## Job
Pick out the lines below that contain the string "label" and copy them all.

## Dataset excerpts
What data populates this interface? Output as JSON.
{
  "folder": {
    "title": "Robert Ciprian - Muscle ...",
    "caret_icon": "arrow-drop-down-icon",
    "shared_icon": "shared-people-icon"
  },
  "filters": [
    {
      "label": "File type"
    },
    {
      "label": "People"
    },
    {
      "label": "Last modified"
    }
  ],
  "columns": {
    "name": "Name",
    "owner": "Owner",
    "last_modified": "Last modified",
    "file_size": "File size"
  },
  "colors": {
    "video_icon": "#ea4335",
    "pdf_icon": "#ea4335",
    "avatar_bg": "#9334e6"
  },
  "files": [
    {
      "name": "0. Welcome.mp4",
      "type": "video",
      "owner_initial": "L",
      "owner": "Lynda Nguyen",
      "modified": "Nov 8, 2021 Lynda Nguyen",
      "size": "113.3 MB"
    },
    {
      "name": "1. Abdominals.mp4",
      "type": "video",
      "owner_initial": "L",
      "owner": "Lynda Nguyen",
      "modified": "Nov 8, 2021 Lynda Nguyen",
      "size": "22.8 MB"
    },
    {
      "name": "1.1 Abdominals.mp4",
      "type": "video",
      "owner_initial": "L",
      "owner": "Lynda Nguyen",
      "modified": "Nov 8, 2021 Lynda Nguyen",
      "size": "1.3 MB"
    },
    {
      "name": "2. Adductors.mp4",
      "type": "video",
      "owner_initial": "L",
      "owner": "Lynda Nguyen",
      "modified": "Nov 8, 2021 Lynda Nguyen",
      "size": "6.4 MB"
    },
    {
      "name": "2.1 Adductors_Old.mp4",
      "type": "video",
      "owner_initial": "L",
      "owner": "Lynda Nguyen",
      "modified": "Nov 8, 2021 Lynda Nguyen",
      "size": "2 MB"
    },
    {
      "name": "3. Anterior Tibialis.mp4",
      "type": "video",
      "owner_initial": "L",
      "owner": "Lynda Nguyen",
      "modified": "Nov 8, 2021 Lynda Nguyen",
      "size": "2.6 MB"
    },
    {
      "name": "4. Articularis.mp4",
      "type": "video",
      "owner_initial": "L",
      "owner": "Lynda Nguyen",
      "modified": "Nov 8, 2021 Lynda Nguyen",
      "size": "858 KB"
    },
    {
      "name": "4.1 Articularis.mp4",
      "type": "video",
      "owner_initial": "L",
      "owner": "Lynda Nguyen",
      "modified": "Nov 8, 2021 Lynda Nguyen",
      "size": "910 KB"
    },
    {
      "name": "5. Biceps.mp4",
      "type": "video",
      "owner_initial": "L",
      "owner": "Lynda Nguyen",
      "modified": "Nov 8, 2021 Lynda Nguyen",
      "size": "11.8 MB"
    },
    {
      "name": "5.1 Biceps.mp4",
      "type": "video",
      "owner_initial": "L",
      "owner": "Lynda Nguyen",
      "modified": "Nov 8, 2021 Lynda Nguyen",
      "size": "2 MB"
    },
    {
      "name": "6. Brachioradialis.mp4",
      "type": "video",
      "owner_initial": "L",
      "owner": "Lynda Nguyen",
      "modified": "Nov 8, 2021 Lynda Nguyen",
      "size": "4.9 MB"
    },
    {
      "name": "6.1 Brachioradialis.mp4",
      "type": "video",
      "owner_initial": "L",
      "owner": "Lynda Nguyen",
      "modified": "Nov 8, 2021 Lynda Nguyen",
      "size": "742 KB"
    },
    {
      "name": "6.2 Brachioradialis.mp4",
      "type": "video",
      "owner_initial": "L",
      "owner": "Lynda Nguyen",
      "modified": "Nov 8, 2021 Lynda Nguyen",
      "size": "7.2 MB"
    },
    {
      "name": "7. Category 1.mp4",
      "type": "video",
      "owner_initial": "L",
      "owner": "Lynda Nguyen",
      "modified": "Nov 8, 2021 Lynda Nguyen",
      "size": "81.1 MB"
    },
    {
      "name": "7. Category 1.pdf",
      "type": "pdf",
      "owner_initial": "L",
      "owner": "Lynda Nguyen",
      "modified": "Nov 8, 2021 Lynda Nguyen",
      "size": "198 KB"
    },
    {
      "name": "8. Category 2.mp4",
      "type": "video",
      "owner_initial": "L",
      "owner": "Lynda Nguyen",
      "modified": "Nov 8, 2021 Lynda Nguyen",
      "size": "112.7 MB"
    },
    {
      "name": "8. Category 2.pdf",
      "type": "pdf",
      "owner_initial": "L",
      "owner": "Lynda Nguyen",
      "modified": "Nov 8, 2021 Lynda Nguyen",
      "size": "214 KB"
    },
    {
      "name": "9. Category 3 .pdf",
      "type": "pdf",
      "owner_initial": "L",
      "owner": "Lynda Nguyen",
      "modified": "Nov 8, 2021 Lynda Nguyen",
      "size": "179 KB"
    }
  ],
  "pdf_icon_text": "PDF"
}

## Result of the exercise
      "label": "File type"
      "label": "People"
      "label": "Last modified"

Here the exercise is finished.